> _STORED DATA_
···

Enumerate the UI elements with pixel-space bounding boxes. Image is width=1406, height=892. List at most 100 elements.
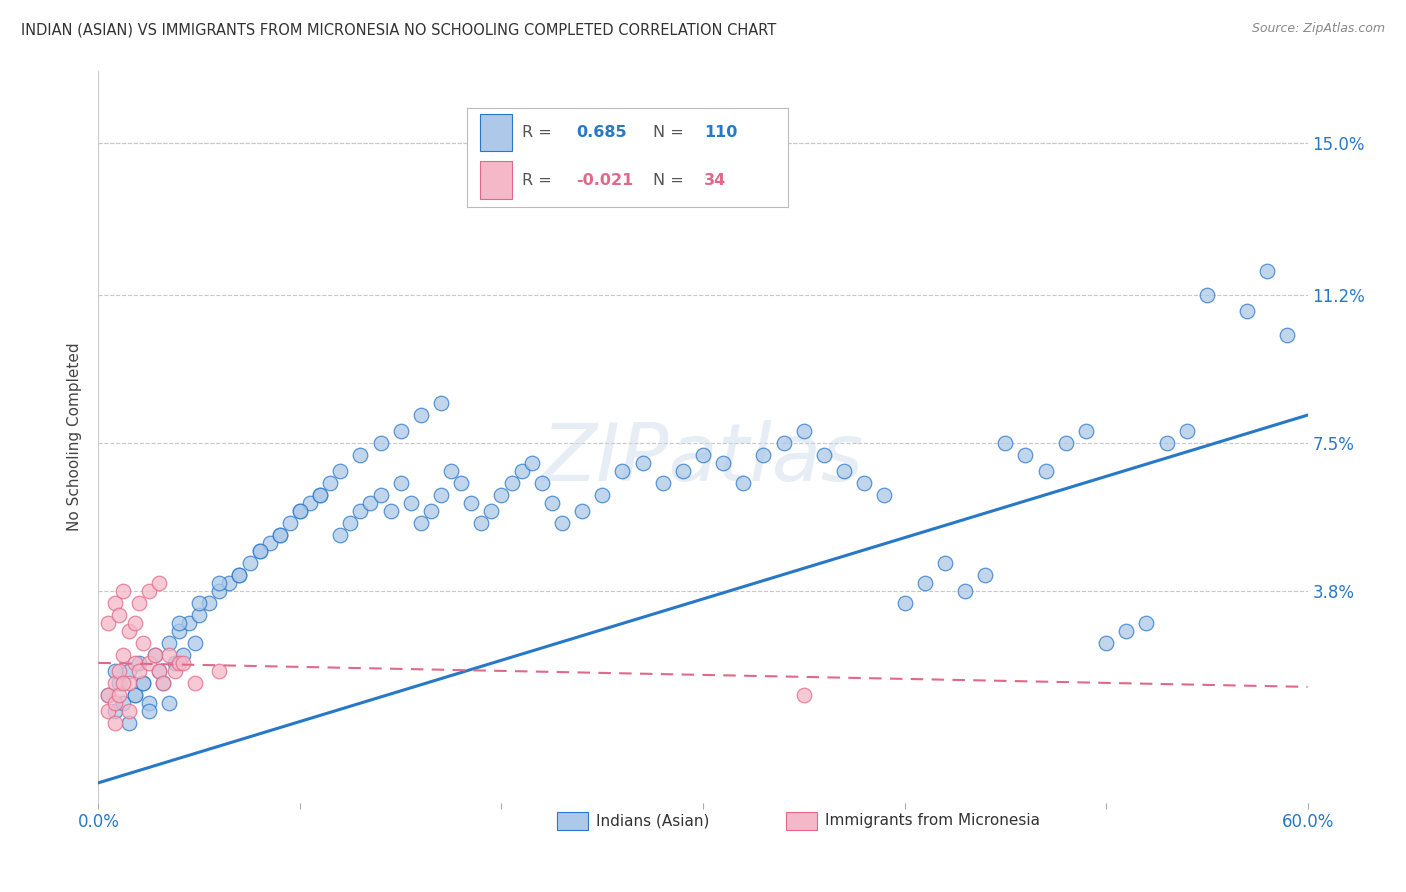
Point [360, 496, 382, 510]
Point [103, 715, 125, 730]
Point [128, 596, 150, 610]
Y-axis label: No Schooling Completed: No Schooling Completed [67, 343, 83, 532]
Point [953, 584, 976, 599]
Point [152, 676, 174, 690]
Point [1195, 288, 1218, 302]
Point [772, 436, 794, 450]
Point [107, 664, 129, 678]
Point [793, 424, 815, 438]
Point [440, 464, 463, 478]
Point [124, 615, 146, 630]
Point [651, 476, 673, 491]
Point [994, 436, 1017, 450]
Point [239, 556, 262, 570]
Point [132, 676, 155, 690]
Point [138, 696, 160, 710]
Point [288, 504, 311, 518]
Point [132, 636, 155, 650]
Point [148, 576, 170, 591]
Point [370, 488, 392, 502]
Point [520, 456, 543, 470]
Point [103, 704, 125, 718]
Point [631, 456, 654, 470]
Point [319, 476, 342, 491]
Point [389, 424, 412, 438]
Point [551, 516, 574, 530]
Point [111, 676, 134, 690]
Point [692, 448, 714, 462]
Point [167, 656, 190, 670]
Point [389, 476, 412, 491]
Point [1035, 464, 1057, 478]
Point [1135, 615, 1157, 630]
Point [124, 656, 146, 670]
Point [460, 496, 482, 510]
Point [510, 464, 533, 478]
Text: Source: ZipAtlas.com: Source: ZipAtlas.com [1251, 22, 1385, 36]
Point [184, 636, 207, 650]
Point [124, 688, 146, 702]
Point [228, 568, 250, 582]
Point [163, 656, 186, 670]
Point [481, 504, 503, 518]
Point [450, 476, 472, 491]
Point [612, 464, 634, 478]
Point [128, 656, 150, 670]
Point [278, 516, 301, 530]
Point [111, 648, 134, 662]
Point [832, 464, 855, 478]
Point [288, 504, 311, 518]
Point [1236, 304, 1258, 318]
Point [179, 615, 201, 630]
Point [1074, 424, 1097, 438]
Point [107, 607, 129, 622]
Point [208, 584, 231, 599]
Point [269, 528, 291, 542]
Point [107, 676, 129, 690]
Point [218, 576, 240, 591]
Point [339, 516, 361, 530]
Point [914, 576, 936, 591]
Point [249, 544, 271, 558]
Point [163, 664, 186, 678]
Point [228, 568, 250, 582]
Point [184, 676, 207, 690]
Point [299, 496, 322, 510]
Point [370, 436, 392, 450]
Point [103, 664, 125, 678]
Point [188, 596, 211, 610]
Text: INDIAN (ASIAN) VS IMMIGRANTS FROM MICRONESIA NO SCHOOLING COMPLETED CORRELATION : INDIAN (ASIAN) VS IMMIGRANTS FROM MICRON… [21, 22, 776, 37]
Point [893, 596, 915, 610]
Point [118, 715, 141, 730]
Text: Indians (Asian): Indians (Asian) [596, 814, 710, 828]
Point [152, 676, 174, 690]
Point [873, 488, 896, 502]
Point [172, 648, 194, 662]
Point [138, 704, 160, 718]
Point [148, 664, 170, 678]
Point [143, 648, 166, 662]
Point [1156, 436, 1178, 450]
Point [309, 488, 332, 502]
Point [118, 624, 141, 638]
Point [157, 636, 180, 650]
Point [530, 476, 553, 491]
Point [157, 696, 180, 710]
Point [97, 704, 120, 718]
Point [409, 408, 432, 422]
Point [118, 676, 141, 690]
Point [349, 448, 371, 462]
Point [672, 464, 695, 478]
Point [103, 596, 125, 610]
Point [711, 456, 734, 470]
Point [132, 676, 155, 690]
Point [97, 688, 120, 702]
Point [167, 615, 190, 630]
Point [349, 504, 371, 518]
Point [1095, 636, 1118, 650]
Point [813, 448, 835, 462]
Point [501, 476, 523, 491]
Point [1277, 328, 1299, 343]
Point [430, 488, 453, 502]
Point [172, 656, 194, 670]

···

Return each line of the listing above that contains the string "Text".

> _ANSWER IN FULL_
Text: Source: ZipAtlas.com: Source: ZipAtlas.com [1251, 22, 1385, 36]
Text: INDIAN (ASIAN) VS IMMIGRANTS FROM MICRONESIA NO SCHOOLING COMPLETED CORRELATION : INDIAN (ASIAN) VS IMMIGRANTS FROM MICRON… [21, 22, 776, 37]
Text: Indians (Asian): Indians (Asian) [596, 814, 710, 828]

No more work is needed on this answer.